# AIM OF THE EXERCISE
Entries follow. Set all of them down as they stand.

# DATA EXTRACT
⟨

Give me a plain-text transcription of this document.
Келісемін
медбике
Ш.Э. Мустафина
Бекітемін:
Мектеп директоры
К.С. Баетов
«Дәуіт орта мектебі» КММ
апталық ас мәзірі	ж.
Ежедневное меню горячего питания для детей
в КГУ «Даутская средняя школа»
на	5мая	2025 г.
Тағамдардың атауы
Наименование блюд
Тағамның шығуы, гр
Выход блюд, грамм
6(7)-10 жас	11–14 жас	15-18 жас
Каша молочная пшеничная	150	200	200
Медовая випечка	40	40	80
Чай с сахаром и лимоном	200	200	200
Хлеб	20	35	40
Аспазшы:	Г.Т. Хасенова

⟩

# SOLUTION FOR THIS PROBLEM
Give me a plain-text transcription of this document.
Келісемін
медбике
Ш.Э. Мустафина
Бекітемін:
Мектеп директоры
К.С. Баетов
«Дәуіт орта мектебі» КММ
апталық ас мәзірі	ж.
Ежедневное меню горячего питания для детей
в КГУ «Даутская средняя школа»
на	5мая	2025 г.
Тағамдардың атауы
Наименование блюд
Тағамның шығуы, гр
Выход блюд, грамм
6(7)-10 жас	11–14 жас	15-18 жас
Каша молочная пшеничная	150	200	200
Медовая випечка	40	40	80
Чай с сахаром и лимоном	200	200	200
Хлеб	20	35	40
Аспазшы:	Г.Т. Хасенова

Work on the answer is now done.